-- Objective --
Locate each line containing the string "Pipeline" and copy it out.

-- Supplied data --
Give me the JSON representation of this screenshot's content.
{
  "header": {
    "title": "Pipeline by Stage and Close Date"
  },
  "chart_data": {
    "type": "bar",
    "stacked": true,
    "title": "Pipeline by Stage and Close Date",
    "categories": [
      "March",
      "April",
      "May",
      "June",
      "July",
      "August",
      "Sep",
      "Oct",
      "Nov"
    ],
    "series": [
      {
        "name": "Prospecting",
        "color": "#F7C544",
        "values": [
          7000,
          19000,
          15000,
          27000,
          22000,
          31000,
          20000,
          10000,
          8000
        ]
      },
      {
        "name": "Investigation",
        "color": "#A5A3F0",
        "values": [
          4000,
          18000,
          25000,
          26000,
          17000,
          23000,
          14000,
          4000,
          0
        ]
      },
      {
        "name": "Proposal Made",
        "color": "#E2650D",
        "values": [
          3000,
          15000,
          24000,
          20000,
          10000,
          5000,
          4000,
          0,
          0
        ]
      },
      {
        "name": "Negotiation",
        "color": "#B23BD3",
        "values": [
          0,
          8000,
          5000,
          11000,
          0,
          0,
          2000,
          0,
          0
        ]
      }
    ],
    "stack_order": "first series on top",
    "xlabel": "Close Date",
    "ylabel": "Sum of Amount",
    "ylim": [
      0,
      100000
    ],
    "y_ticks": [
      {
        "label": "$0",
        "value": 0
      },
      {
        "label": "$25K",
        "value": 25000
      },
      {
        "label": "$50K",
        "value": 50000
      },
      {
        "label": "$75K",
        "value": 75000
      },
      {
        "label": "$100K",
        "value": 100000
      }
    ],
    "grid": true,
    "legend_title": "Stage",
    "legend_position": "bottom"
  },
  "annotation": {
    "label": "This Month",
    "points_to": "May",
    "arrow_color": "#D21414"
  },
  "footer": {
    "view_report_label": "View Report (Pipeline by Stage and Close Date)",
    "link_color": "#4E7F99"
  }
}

-- Written response --
    "title": "Pipeline by Stage and Close Date"
    "title": "Pipeline by Stage and Close Date",
    "view_report_label": "View Report (Pipeline by Stage and Close Date)",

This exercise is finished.